## [What is asked]
Please write the listing below out again exactly, leaving every picture behind.

## [Data section]
========================================================================

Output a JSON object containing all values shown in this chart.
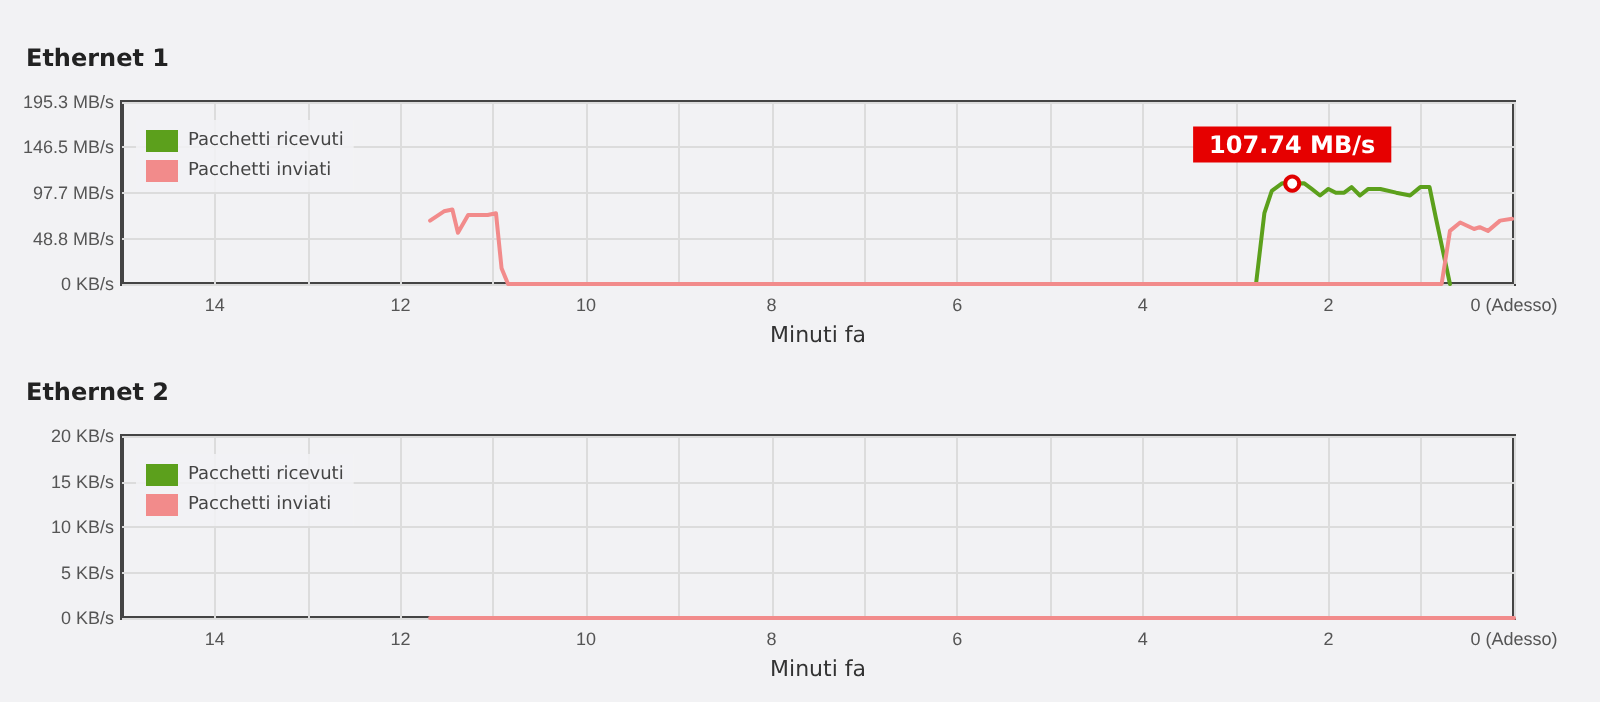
{
  "chart_data": [
    {
      "type": "line",
      "title": "Ethernet 1",
      "xlabel": "Minuti fa",
      "xlim": [
        15,
        0
      ],
      "xticks": [
        {
          "value": 14,
          "label": "14"
        },
        {
          "value": 13,
          "label": null
        },
        {
          "value": 12,
          "label": "12"
        },
        {
          "value": 11,
          "label": null
        },
        {
          "value": 10,
          "label": "10"
        },
        {
          "value": 9,
          "label": null
        },
        {
          "value": 8,
          "label": "8"
        },
        {
          "value": 7,
          "label": null
        },
        {
          "value": 6,
          "label": "6"
        },
        {
          "value": 5,
          "label": null
        },
        {
          "value": 4,
          "label": "4"
        },
        {
          "value": 3,
          "label": null
        },
        {
          "value": 2,
          "label": "2"
        },
        {
          "value": 1,
          "label": null
        },
        {
          "value": 0,
          "label": "0 (Adesso)"
        }
      ],
      "ylim": [
        0,
        195.3
      ],
      "yticks": [
        {
          "value": 0,
          "label": "0 KB/s"
        },
        {
          "value": 48.8,
          "label": "48.8 MB/s"
        },
        {
          "value": 97.7,
          "label": "97.7 MB/s"
        },
        {
          "value": 146.5,
          "label": "146.5 MB/s"
        },
        {
          "value": 195.3,
          "label": "195.3 MB/s"
        }
      ],
      "grid": true,
      "legend": "top left",
      "marker": "none",
      "line_style": "solid",
      "annotations": [
        {
          "text": "107.74 MB/s",
          "x": 2.39,
          "y": 107.74
        }
      ],
      "series": [
        {
          "name": "Pacchetti ricevuti",
          "color": "#5ca01c",
          "x": [
            2.78,
            2.69,
            2.61,
            2.5,
            2.39,
            2.26,
            2.18,
            2.09,
            2.0,
            1.92,
            1.83,
            1.75,
            1.66,
            1.57,
            1.44,
            1.27,
            1.12,
            1.01,
            0.91,
            0.84,
            0.69
          ],
          "values": [
            0,
            76,
            100,
            108,
            107.74,
            108,
            102,
            95,
            102,
            98,
            98,
            104,
            95,
            102,
            102,
            98,
            95,
            104,
            104,
            70,
            0
          ]
        },
        {
          "name": "Pacchetti inviati",
          "color": "#f28b8b",
          "x": [
            11.68,
            11.53,
            11.44,
            11.38,
            11.27,
            11.14,
            11.06,
            10.97,
            10.91,
            10.84,
            0.78,
            0.69,
            0.58,
            0.43,
            0.37,
            0.28,
            0.15,
            0.02
          ],
          "values": [
            68,
            78,
            80,
            55,
            74,
            74,
            74,
            76,
            17,
            0,
            0,
            57,
            66,
            59,
            61,
            57,
            68,
            70
          ]
        }
      ]
    },
    {
      "type": "line",
      "title": "Ethernet 2",
      "xlabel": "Minuti fa",
      "xlim": [
        15,
        0
      ],
      "xticks": [
        {
          "value": 14,
          "label": "14"
        },
        {
          "value": 13,
          "label": null
        },
        {
          "value": 12,
          "label": "12"
        },
        {
          "value": 11,
          "label": null
        },
        {
          "value": 10,
          "label": "10"
        },
        {
          "value": 9,
          "label": null
        },
        {
          "value": 8,
          "label": "8"
        },
        {
          "value": 7,
          "label": null
        },
        {
          "value": 6,
          "label": "6"
        },
        {
          "value": 5,
          "label": null
        },
        {
          "value": 4,
          "label": "4"
        },
        {
          "value": 3,
          "label": null
        },
        {
          "value": 2,
          "label": "2"
        },
        {
          "value": 1,
          "label": null
        },
        {
          "value": 0,
          "label": "0 (Adesso)"
        }
      ],
      "ylim": [
        0,
        20
      ],
      "yticks": [
        {
          "value": 0,
          "label": "0 KB/s"
        },
        {
          "value": 5,
          "label": "5 KB/s"
        },
        {
          "value": 10,
          "label": "10 KB/s"
        },
        {
          "value": 15,
          "label": "15 KB/s"
        },
        {
          "value": 20,
          "label": "20 KB/s"
        }
      ],
      "grid": true,
      "legend": "top left",
      "marker": "none",
      "line_style": "solid",
      "series": [
        {
          "name": "Pacchetti ricevuti",
          "color": "#5ca01c"
        },
        {
          "name": "Pacchetti inviati",
          "color": "#f28b8b",
          "x": [
            11.68,
            0
          ],
          "values": [
            0,
            0
          ]
        }
      ]
    }
  ]
}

========================================================================

## [The completed task]
Output a JSON object containing all values shown in this chart.
{
  "chart_data": [
    {
      "type": "line",
      "title": "Ethernet 1",
      "xlabel": "Minuti fa",
      "xlim": [
        15,
        0
      ],
      "xticks": [
        {
          "value": 14,
          "label": "14"
        },
        {
          "value": 13,
          "label": null
        },
        {
          "value": 12,
          "label": "12"
        },
        {
          "value": 11,
          "label": null
        },
        {
          "value": 10,
          "label": "10"
        },
        {
          "value": 9,
          "label": null
        },
        {
          "value": 8,
          "label": "8"
        },
        {
          "value": 7,
          "label": null
        },
        {
          "value": 6,
          "label": "6"
        },
        {
          "value": 5,
          "label": null
        },
        {
          "value": 4,
          "label": "4"
        },
        {
          "value": 3,
          "label": null
        },
        {
          "value": 2,
          "label": "2"
        },
        {
          "value": 1,
          "label": null
        },
        {
          "value": 0,
          "label": "0 (Adesso)"
        }
      ],
      "ylim": [
        0,
        195.3
      ],
      "yticks": [
        {
          "value": 0,
          "label": "0 KB/s"
        },
        {
          "value": 48.8,
          "label": "48.8 MB/s"
        },
        {
          "value": 97.7,
          "label": "97.7 MB/s"
        },
        {
          "value": 146.5,
          "label": "146.5 MB/s"
        },
        {
          "value": 195.3,
          "label": "195.3 MB/s"
        }
      ],
      "grid": true,
      "legend": "top left",
      "marker": "none",
      "line_style": "solid",
      "annotations": [
        {
          "text": "107.74 MB/s",
          "x": 2.39,
          "y": 107.74
        }
      ],
      "series": [
        {
          "name": "Pacchetti ricevuti",
          "color": "#5ca01c",
          "x": [
            2.78,
            2.69,
            2.61,
            2.5,
            2.39,
            2.26,
            2.18,
            2.09,
            2.0,
            1.92,
            1.83,
            1.75,
            1.66,
            1.57,
            1.44,
            1.27,
            1.12,
            1.01,
            0.91,
            0.84,
            0.69
          ],
          "values": [
            0,
            76,
            100,
            108,
            107.74,
            108,
            102,
            95,
            102,
            98,
            98,
            104,
            95,
            102,
            102,
            98,
            95,
            104,
            104,
            70,
            0
          ]
        },
        {
          "name": "Pacchetti inviati",
          "color": "#f28b8b",
          "x": [
            11.68,
            11.53,
            11.44,
            11.38,
            11.27,
            11.14,
            11.06,
            10.97,
            10.91,
            10.84,
            0.78,
            0.69,
            0.58,
            0.43,
            0.37,
            0.28,
            0.15,
            0.02
          ],
          "values": [
            68,
            78,
            80,
            55,
            74,
            74,
            74,
            76,
            17,
            0,
            0,
            57,
            66,
            59,
            61,
            57,
            68,
            70
          ]
        }
      ]
    },
    {
      "type": "line",
      "title": "Ethernet 2",
      "xlabel": "Minuti fa",
      "xlim": [
        15,
        0
      ],
      "xticks": [
        {
          "value": 14,
          "label": "14"
        },
        {
          "value": 13,
          "label": null
        },
        {
          "value": 12,
          "label": "12"
        },
        {
          "value": 11,
          "label": null
        },
        {
          "value": 10,
          "label": "10"
        },
        {
          "value": 9,
          "label": null
        },
        {
          "value": 8,
          "label": "8"
        },
        {
          "value": 7,
          "label": null
        },
        {
          "value": 6,
          "label": "6"
        },
        {
          "value": 5,
          "label": null
        },
        {
          "value": 4,
          "label": "4"
        },
        {
          "value": 3,
          "label": null
        },
        {
          "value": 2,
          "label": "2"
        },
        {
          "value": 1,
          "label": null
        },
        {
          "value": 0,
          "label": "0 (Adesso)"
        }
      ],
      "ylim": [
        0,
        20
      ],
      "yticks": [
        {
          "value": 0,
          "label": "0 KB/s"
        },
        {
          "value": 5,
          "label": "5 KB/s"
        },
        {
          "value": 10,
          "label": "10 KB/s"
        },
        {
          "value": 15,
          "label": "15 KB/s"
        },
        {
          "value": 20,
          "label": "20 KB/s"
        }
      ],
      "grid": true,
      "legend": "top left",
      "marker": "none",
      "line_style": "solid",
      "series": [
        {
          "name": "Pacchetti ricevuti",
          "color": "#5ca01c"
        },
        {
          "name": "Pacchetti inviati",
          "color": "#f28b8b",
          "x": [
            11.68,
            0
          ],
          "values": [
            0,
            0
          ]
        }
      ]
    }
  ]
}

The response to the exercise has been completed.